### Instructions for the task
Retype every line of the material below with no changes.

### Data supplied
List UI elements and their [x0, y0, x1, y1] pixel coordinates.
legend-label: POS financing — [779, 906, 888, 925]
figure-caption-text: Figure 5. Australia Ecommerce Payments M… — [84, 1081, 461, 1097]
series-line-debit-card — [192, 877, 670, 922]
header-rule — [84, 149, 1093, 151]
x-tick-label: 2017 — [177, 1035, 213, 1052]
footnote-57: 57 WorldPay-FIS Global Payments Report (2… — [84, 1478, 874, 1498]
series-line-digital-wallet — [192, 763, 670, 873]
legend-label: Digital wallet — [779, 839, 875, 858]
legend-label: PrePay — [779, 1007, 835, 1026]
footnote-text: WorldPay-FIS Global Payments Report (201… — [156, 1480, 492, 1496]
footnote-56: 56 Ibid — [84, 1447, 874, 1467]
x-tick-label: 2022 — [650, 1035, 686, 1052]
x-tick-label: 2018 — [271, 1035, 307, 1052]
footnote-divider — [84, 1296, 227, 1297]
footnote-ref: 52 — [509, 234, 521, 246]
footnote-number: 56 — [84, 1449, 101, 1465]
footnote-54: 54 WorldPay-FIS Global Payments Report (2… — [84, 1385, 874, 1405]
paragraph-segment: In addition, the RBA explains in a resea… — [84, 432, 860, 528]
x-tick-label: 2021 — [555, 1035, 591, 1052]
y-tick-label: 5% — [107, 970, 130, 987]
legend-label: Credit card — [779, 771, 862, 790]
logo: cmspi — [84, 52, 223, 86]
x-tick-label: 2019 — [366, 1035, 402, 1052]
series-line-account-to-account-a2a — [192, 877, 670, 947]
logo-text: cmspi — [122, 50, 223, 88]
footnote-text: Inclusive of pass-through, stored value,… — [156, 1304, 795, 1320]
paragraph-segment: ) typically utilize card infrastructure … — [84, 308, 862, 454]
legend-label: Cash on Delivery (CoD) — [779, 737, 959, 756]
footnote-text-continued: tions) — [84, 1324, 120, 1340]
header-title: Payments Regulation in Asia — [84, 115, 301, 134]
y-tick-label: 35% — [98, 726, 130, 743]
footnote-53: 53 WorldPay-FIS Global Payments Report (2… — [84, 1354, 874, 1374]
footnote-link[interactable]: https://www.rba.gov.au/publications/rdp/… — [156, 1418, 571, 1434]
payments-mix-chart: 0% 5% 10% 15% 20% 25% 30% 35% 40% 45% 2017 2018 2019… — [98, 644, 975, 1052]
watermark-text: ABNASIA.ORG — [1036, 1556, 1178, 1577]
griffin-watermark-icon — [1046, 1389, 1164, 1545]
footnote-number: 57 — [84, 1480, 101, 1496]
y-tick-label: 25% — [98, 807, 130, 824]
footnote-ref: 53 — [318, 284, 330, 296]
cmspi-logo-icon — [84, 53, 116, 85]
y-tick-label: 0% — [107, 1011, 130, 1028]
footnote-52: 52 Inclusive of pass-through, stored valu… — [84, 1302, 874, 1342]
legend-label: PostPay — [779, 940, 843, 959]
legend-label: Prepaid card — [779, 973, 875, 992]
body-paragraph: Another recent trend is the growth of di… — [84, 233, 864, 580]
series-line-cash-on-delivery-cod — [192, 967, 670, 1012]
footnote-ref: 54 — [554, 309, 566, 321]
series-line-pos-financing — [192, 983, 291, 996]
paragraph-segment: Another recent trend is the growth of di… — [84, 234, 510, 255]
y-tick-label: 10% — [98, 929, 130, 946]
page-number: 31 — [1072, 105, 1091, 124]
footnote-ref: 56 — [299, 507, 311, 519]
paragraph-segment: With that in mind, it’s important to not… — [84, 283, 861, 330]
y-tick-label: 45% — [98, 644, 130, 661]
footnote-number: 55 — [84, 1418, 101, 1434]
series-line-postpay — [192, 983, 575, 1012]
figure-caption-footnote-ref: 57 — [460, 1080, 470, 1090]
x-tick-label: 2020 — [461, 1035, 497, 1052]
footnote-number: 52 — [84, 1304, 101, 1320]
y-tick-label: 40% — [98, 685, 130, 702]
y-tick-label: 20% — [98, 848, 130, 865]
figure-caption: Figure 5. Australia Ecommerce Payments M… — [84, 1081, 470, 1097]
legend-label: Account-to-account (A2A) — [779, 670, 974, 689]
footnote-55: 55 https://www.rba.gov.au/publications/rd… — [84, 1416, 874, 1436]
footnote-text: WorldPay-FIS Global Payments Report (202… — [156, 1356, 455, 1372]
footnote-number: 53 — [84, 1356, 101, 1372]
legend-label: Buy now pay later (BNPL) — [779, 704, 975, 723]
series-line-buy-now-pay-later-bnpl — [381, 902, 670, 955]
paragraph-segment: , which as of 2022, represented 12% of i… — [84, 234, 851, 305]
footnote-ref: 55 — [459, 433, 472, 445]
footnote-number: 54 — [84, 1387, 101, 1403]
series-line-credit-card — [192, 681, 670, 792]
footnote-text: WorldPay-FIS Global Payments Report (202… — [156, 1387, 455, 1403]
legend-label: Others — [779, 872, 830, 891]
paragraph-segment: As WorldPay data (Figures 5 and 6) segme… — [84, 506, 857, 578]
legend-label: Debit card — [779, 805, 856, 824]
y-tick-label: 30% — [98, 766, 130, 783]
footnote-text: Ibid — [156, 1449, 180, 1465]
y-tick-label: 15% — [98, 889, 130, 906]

### The result
List UI elements and their [x0, y0, x1, y1] pixel coordinates.
legend-label: POS financing — [779, 906, 888, 925]
figure-caption-text: Figure 5. Australia Ecommerce Payments M… — [84, 1081, 461, 1097]
series-line-debit-card — [192, 877, 670, 922]
header-rule — [84, 149, 1093, 151]
x-tick-label: 2017 — [177, 1035, 213, 1052]
footnote-57: 57 WorldPay-FIS Global Payments Report (2… — [84, 1478, 874, 1498]
series-line-digital-wallet — [192, 763, 670, 873]
legend-label: Digital wallet — [779, 839, 875, 858]
legend-label: PrePay — [779, 1007, 835, 1026]
footnote-text: WorldPay-FIS Global Payments Report (201… — [156, 1480, 492, 1496]
footnote-56: 56 Ibid — [84, 1447, 874, 1467]
x-tick-label: 2022 — [650, 1035, 686, 1052]
x-tick-label: 2018 — [271, 1035, 307, 1052]
footnote-divider — [84, 1296, 227, 1297]
footnote-ref: 52 — [509, 234, 521, 246]
footnote-number: 56 — [84, 1449, 101, 1465]
footnote-54: 54 WorldPay-FIS Global Payments Report (2… — [84, 1385, 874, 1405]
paragraph-segment: In addition, the RBA explains in a resea… — [84, 432, 860, 528]
x-tick-label: 2021 — [555, 1035, 591, 1052]
y-tick-label: 5% — [107, 970, 130, 987]
legend-label: Credit card — [779, 771, 862, 790]
logo: cmspi — [84, 52, 223, 86]
x-tick-label: 2019 — [366, 1035, 402, 1052]
series-line-account-to-account-a2a — [192, 877, 670, 947]
logo-text: cmspi — [122, 50, 223, 88]
footnote-text: Inclusive of pass-through, stored value,… — [156, 1304, 795, 1320]
paragraph-segment: ) typically utilize card infrastructure … — [84, 308, 862, 454]
legend-label: Cash on Delivery (CoD) — [779, 737, 959, 756]
footnote-text-continued: tions) — [84, 1324, 120, 1340]
header-title: Payments Regulation in Asia — [84, 115, 301, 134]
y-tick-label: 35% — [98, 726, 130, 743]
footnote-53: 53 WorldPay-FIS Global Payments Report (2… — [84, 1354, 874, 1374]
footnote-link[interactable]: https://www.rba.gov.au/publications/rdp/… — [156, 1418, 571, 1434]
payments-mix-chart: 0% 5% 10% 15% 20% 25% 30% 35% 40% 45% 2017 2018 2019… — [98, 644, 975, 1052]
watermark-text: ABNASIA.ORG — [1036, 1556, 1178, 1577]
griffin-watermark-icon — [1046, 1389, 1164, 1545]
footnote-number: 57 — [84, 1480, 101, 1496]
y-tick-label: 25% — [98, 807, 130, 824]
footnote-ref: 53 — [318, 284, 330, 296]
cmspi-logo-icon — [84, 53, 116, 85]
y-tick-label: 0% — [107, 1011, 130, 1028]
footnote-52: 52 Inclusive of pass-through, stored valu… — [84, 1302, 874, 1342]
legend-label: PostPay — [779, 940, 843, 959]
legend-label: Prepaid card — [779, 973, 875, 992]
body-paragraph: Another recent trend is the growth of di… — [84, 233, 864, 580]
series-line-cash-on-delivery-cod — [192, 967, 670, 1012]
footnote-ref: 54 — [554, 309, 566, 321]
series-line-pos-financing — [192, 983, 291, 996]
paragraph-segment: Another recent trend is the growth of di… — [84, 234, 510, 255]
y-tick-label: 10% — [98, 929, 130, 946]
page-number: 31 — [1072, 105, 1091, 124]
footnote-ref: 56 — [299, 507, 311, 519]
paragraph-segment: With that in mind, it’s important to not… — [84, 283, 861, 330]
y-tick-label: 45% — [98, 644, 130, 661]
footnote-number: 55 — [84, 1418, 101, 1434]
series-line-postpay — [192, 983, 575, 1012]
figure-caption-footnote-ref: 57 — [460, 1080, 470, 1090]
x-tick-label: 2020 — [461, 1035, 497, 1052]
footnote-number: 52 — [84, 1304, 101, 1320]
y-tick-label: 40% — [98, 685, 130, 702]
y-tick-label: 20% — [98, 848, 130, 865]
figure-caption: Figure 5. Australia Ecommerce Payments M… — [84, 1081, 470, 1097]
legend-label: Account-to-account (A2A) — [779, 670, 974, 689]
footnote-55: 55 https://www.rba.gov.au/publications/rd… — [84, 1416, 874, 1436]
footnote-text: WorldPay-FIS Global Payments Report (202… — [156, 1356, 455, 1372]
footnote-number: 53 — [84, 1356, 101, 1372]
legend-label: Buy now pay later (BNPL) — [779, 704, 975, 723]
series-line-buy-now-pay-later-bnpl — [381, 902, 670, 955]
paragraph-segment: , which as of 2022, represented 12% of i… — [84, 234, 851, 305]
footnote-ref: 55 — [459, 433, 472, 445]
footnote-number: 54 — [84, 1387, 101, 1403]
series-line-credit-card — [192, 681, 670, 792]
footnote-text: WorldPay-FIS Global Payments Report (202… — [156, 1387, 455, 1403]
legend-label: Others — [779, 872, 830, 891]
paragraph-segment: As WorldPay data (Figures 5 and 6) segme… — [84, 506, 857, 578]
legend-label: Debit card — [779, 805, 856, 824]
y-tick-label: 30% — [98, 766, 130, 783]
footnote-text: Ibid — [156, 1449, 180, 1465]
y-tick-label: 15% — [98, 889, 130, 906]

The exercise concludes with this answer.